◆ DIRECTIONS ◆
Collect every line that includes the string "monitoring".

◆ GIVEN ENTRIES ◆
──────────────────────────────
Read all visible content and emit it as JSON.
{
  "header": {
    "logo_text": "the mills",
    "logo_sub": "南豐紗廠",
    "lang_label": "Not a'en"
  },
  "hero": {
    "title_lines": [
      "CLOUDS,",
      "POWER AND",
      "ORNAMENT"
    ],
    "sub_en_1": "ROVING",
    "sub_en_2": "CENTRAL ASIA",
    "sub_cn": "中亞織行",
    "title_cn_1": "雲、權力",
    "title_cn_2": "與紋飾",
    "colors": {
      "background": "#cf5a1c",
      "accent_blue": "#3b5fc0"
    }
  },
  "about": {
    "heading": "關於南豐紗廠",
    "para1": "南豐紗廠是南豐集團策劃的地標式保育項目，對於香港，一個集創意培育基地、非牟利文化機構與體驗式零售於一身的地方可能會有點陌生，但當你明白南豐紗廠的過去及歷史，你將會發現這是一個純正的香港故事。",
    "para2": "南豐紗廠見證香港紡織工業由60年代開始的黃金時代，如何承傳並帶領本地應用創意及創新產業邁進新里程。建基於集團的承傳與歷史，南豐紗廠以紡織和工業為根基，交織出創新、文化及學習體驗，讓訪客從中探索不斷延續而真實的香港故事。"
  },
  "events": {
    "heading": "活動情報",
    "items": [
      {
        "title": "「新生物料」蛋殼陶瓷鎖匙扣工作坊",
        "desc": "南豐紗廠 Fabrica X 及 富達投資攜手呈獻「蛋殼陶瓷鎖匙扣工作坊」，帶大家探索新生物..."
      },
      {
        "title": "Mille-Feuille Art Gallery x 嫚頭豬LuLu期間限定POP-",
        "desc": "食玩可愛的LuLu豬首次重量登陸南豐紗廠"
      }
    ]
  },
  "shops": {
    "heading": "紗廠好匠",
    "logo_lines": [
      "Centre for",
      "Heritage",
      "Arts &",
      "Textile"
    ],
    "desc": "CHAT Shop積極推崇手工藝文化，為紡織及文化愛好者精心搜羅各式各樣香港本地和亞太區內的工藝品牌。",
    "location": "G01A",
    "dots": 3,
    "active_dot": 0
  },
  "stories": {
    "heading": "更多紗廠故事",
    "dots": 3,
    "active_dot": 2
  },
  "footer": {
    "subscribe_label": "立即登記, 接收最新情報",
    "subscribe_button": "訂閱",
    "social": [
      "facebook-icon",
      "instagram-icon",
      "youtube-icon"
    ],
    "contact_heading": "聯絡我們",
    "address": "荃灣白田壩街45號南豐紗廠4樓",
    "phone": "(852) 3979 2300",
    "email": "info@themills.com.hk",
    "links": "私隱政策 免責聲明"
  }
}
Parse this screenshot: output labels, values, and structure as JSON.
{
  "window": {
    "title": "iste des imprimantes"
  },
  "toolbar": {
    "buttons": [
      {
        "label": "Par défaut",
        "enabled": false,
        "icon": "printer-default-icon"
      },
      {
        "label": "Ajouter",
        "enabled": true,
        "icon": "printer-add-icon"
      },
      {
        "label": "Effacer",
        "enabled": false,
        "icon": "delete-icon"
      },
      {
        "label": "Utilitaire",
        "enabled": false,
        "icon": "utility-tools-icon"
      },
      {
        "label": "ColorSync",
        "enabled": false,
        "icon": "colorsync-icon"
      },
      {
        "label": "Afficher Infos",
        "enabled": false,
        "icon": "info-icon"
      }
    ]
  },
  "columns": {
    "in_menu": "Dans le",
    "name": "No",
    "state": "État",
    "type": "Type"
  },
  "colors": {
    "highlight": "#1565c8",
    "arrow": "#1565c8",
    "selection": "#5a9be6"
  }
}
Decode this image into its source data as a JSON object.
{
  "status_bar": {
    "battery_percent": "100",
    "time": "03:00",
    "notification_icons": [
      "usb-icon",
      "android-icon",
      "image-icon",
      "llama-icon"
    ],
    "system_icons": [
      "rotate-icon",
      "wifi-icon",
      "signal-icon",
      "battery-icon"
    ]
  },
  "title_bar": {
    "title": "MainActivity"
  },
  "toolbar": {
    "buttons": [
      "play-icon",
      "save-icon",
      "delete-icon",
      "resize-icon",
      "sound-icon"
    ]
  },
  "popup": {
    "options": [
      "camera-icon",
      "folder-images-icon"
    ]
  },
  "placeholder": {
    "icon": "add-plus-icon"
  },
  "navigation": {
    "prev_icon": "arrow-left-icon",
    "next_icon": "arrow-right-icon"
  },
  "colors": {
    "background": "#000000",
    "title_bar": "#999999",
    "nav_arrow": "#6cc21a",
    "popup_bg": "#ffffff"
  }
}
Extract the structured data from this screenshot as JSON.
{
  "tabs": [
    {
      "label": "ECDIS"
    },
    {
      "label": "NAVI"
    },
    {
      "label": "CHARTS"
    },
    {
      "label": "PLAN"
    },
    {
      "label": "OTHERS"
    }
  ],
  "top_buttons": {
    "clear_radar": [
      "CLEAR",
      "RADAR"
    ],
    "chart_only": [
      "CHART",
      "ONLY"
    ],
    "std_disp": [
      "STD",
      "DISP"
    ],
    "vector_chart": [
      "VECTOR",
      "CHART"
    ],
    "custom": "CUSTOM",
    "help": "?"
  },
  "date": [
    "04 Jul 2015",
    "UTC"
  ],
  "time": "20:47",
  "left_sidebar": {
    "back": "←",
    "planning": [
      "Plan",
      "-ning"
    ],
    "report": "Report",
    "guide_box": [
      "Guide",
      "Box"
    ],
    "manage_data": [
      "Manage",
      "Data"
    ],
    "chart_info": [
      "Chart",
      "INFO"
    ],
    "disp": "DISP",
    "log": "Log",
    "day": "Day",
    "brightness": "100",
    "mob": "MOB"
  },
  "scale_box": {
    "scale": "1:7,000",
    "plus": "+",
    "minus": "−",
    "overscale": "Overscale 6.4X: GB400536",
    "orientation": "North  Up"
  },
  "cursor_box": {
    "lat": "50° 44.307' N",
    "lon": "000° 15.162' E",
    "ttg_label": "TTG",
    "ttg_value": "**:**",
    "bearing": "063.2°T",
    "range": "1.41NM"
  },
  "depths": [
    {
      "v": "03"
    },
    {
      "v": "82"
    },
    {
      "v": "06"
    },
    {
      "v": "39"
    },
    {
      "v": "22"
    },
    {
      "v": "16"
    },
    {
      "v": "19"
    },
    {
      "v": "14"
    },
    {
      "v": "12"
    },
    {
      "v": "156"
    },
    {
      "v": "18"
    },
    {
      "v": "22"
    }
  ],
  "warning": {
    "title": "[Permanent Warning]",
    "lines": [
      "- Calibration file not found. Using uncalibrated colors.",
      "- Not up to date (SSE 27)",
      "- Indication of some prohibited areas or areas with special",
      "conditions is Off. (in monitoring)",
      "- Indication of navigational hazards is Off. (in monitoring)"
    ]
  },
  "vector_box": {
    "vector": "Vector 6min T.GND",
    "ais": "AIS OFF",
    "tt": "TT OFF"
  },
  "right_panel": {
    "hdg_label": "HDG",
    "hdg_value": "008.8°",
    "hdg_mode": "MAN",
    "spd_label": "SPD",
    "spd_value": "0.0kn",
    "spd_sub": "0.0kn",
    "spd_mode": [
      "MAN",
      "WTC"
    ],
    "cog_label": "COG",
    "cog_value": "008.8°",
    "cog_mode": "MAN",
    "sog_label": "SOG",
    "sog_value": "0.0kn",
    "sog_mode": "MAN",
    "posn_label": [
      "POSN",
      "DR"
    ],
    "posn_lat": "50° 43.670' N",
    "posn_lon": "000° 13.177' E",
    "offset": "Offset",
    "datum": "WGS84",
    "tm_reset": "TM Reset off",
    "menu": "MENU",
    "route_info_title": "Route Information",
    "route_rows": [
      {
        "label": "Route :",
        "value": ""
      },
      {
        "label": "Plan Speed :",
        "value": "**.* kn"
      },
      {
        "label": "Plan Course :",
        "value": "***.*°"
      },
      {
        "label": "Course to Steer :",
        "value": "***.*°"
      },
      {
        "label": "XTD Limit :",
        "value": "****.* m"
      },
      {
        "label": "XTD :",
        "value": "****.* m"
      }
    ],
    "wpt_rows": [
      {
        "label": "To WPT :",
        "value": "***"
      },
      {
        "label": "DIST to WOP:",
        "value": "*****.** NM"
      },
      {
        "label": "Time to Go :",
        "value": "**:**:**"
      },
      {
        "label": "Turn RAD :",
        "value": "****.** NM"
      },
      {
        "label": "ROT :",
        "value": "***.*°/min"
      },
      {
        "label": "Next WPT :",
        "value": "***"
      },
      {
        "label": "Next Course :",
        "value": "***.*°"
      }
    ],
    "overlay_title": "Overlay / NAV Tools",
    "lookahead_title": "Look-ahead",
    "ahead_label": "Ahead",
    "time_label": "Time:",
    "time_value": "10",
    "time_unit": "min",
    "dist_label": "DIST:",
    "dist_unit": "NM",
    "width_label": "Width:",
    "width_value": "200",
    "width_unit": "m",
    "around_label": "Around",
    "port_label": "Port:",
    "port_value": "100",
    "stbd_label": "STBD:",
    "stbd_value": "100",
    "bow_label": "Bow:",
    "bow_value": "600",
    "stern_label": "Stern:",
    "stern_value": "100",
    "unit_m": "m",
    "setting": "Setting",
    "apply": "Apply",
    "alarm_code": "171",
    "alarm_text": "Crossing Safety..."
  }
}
──────────────────────────────
◆ THE SOLUTION ◆
      "conditions is Off. (in monitoring)",
      "- Indication of navigational hazards is Off. (in monitoring)"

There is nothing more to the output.